Exercise description -
Count each line in which the word "слова" appears. Reply with the total and nothing more.

[Dataset rows]

***

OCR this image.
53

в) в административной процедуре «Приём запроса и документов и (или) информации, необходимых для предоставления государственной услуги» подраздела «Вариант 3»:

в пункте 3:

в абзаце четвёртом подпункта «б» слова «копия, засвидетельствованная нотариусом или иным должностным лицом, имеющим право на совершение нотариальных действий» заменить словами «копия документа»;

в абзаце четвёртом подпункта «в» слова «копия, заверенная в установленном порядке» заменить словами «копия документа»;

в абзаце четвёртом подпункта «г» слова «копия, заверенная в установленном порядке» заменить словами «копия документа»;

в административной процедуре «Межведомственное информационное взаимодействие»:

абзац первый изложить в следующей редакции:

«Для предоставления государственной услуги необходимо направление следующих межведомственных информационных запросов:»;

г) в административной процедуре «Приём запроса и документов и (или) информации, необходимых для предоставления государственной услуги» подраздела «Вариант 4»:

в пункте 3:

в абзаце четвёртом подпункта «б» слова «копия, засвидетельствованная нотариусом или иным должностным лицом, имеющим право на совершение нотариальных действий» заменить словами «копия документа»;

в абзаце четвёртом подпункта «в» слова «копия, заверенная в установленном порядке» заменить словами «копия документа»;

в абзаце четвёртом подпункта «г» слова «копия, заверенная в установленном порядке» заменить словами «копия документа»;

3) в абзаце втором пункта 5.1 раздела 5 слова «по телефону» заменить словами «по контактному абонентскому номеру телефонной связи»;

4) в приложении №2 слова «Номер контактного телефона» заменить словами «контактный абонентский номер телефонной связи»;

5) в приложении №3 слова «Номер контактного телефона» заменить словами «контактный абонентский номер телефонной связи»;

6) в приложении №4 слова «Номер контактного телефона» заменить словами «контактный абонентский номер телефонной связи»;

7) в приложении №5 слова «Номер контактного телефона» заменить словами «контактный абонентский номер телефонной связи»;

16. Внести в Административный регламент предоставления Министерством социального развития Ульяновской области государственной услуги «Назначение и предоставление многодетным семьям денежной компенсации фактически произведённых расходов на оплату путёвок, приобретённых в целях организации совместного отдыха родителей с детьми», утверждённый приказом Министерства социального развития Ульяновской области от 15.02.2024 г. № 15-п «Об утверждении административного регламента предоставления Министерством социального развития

***

Exercise result -
11